Short problem >>
Present the lines of the material as a numbered list, starting at the line that contains "paragraph-line: 古交市河口镇红崖头煤矿现开采 8" and ending at the line that contains "1136, 1092, 1170]", both included. Leave out any blank lines.

-- Start --

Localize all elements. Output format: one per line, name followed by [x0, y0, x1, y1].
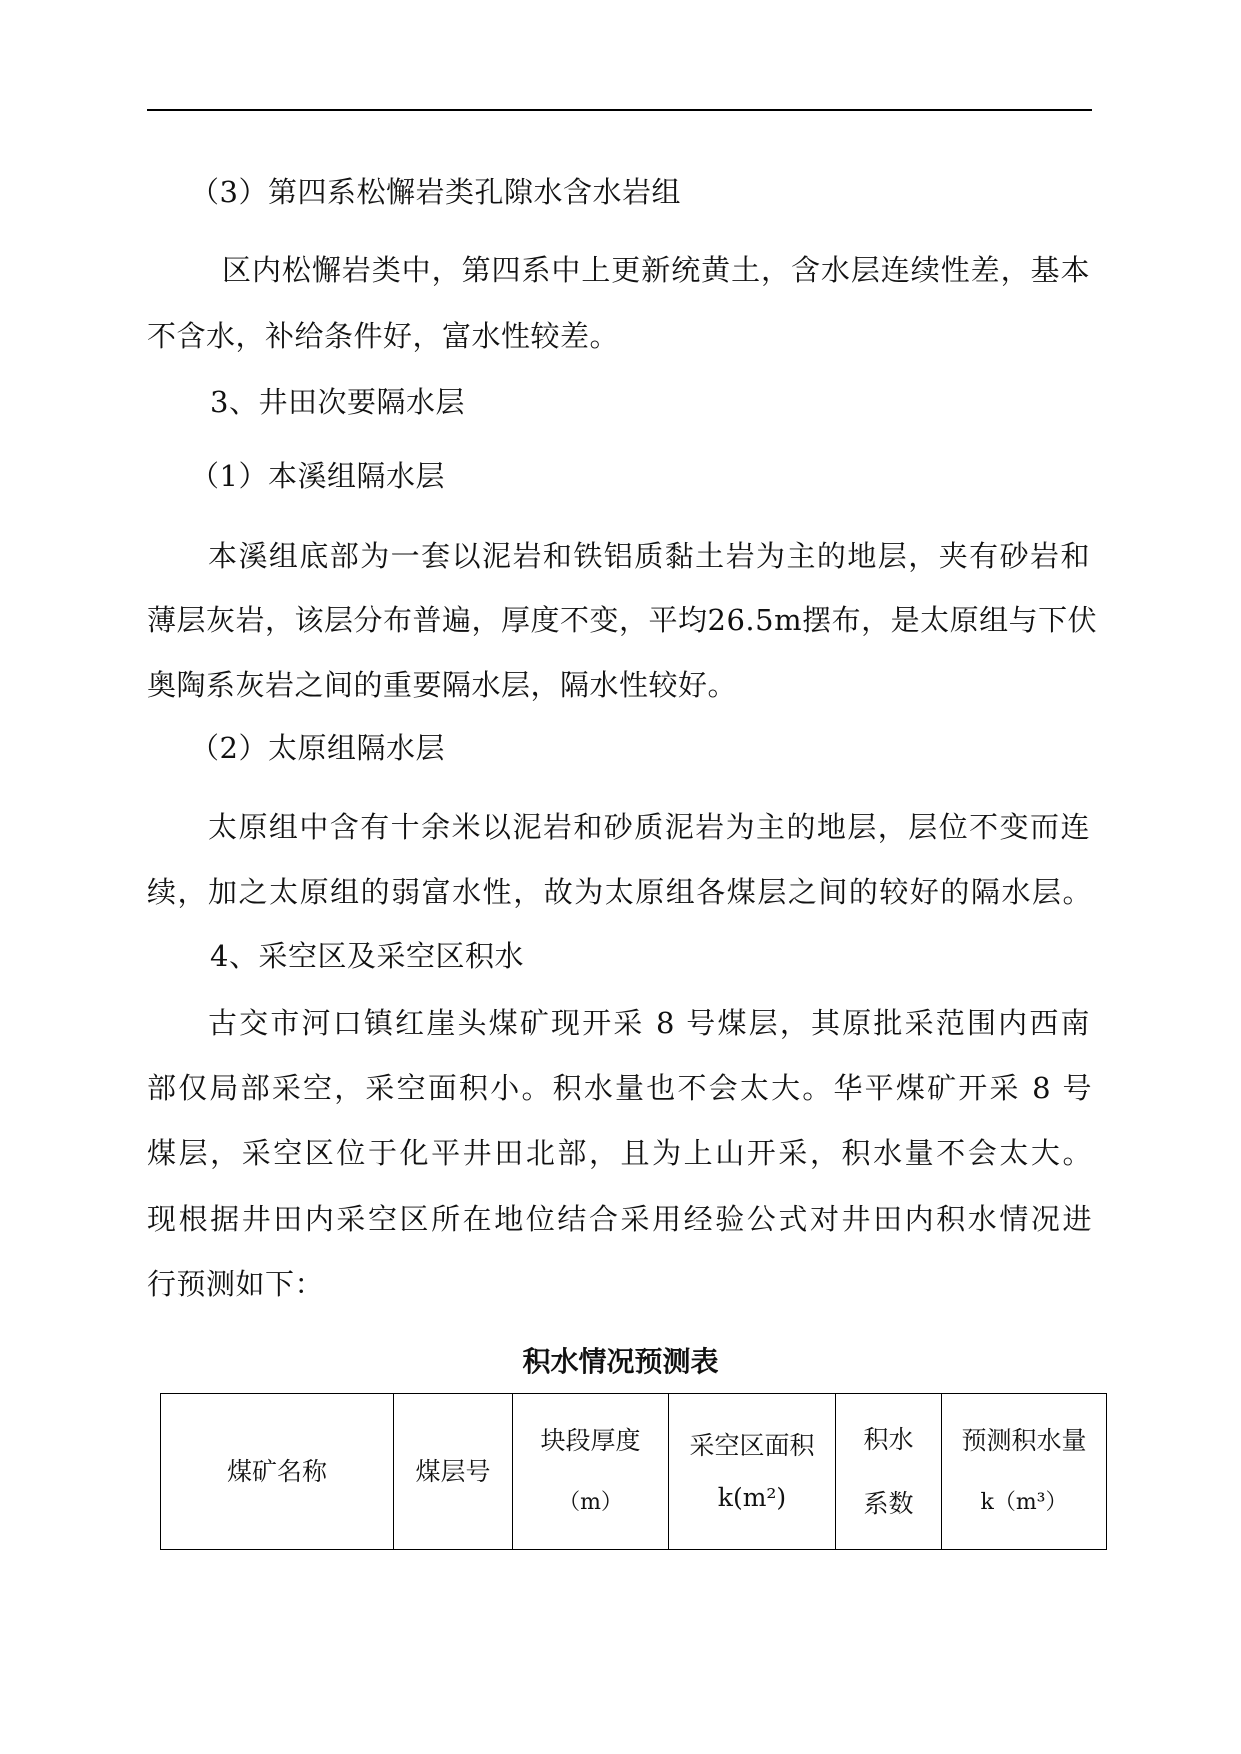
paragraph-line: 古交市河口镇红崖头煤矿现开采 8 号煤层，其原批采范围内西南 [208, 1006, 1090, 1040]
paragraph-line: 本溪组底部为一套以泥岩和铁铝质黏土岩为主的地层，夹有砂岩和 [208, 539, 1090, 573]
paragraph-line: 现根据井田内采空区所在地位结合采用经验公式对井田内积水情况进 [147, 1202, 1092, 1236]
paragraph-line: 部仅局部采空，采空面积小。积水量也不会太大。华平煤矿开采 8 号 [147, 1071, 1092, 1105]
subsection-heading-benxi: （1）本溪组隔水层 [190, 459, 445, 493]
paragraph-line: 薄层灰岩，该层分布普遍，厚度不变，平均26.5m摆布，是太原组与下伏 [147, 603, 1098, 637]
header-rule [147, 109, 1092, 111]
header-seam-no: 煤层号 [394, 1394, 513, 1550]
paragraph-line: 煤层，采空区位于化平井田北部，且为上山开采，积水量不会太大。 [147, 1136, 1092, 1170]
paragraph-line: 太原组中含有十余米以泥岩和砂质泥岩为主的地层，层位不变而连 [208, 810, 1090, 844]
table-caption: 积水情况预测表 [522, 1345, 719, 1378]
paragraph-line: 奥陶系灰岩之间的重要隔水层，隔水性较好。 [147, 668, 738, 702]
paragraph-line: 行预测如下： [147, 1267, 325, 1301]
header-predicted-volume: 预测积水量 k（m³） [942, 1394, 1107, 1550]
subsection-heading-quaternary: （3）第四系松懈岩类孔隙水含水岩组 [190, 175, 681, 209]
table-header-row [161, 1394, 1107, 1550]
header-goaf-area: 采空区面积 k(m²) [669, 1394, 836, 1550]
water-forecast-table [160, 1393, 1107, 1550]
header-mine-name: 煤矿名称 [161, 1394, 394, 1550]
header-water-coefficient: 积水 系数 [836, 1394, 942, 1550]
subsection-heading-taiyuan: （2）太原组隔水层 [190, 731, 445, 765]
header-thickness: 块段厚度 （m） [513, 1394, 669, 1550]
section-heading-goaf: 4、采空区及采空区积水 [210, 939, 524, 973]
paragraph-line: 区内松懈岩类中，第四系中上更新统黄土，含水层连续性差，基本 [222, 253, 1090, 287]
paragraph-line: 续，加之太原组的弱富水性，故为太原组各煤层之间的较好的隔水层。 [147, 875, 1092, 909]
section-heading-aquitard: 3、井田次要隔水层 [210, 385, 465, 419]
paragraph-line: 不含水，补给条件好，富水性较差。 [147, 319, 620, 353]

-- End --

Right answer >>
1. paragraph-line: 古交市河口镇红崖头煤矿现开采 8 号煤层，其原批采范围内西南 [208, 1006, 1090, 1040]
2. paragraph-line: 本溪组底部为一套以泥岩和铁铝质黏土岩为主的地层，夹有砂岩和 [208, 539, 1090, 573]
3. paragraph-line: 现根据井田内采空区所在地位结合采用经验公式对井田内积水情况进 [147, 1202, 1092, 1236]
4. paragraph-line: 部仅局部采空，采空面积小。积水量也不会太大。华平煤矿开采 8 号 [147, 1071, 1092, 1105]
5. subsection-heading-benxi: （1）本溪组隔水层 [190, 459, 445, 493]
6. paragraph-line: 薄层灰岩，该层分布普遍，厚度不变，平均26.5m摆布，是太原组与下伏 [147, 603, 1098, 637]
7. header-rule [147, 109, 1092, 111]
8. header-seam-no: 煤层号 [394, 1394, 513, 1550]
9. paragraph-line: 煤层，采空区位于化平井田北部，且为上山开采，积水量不会太大。 [147, 1136, 1092, 1170]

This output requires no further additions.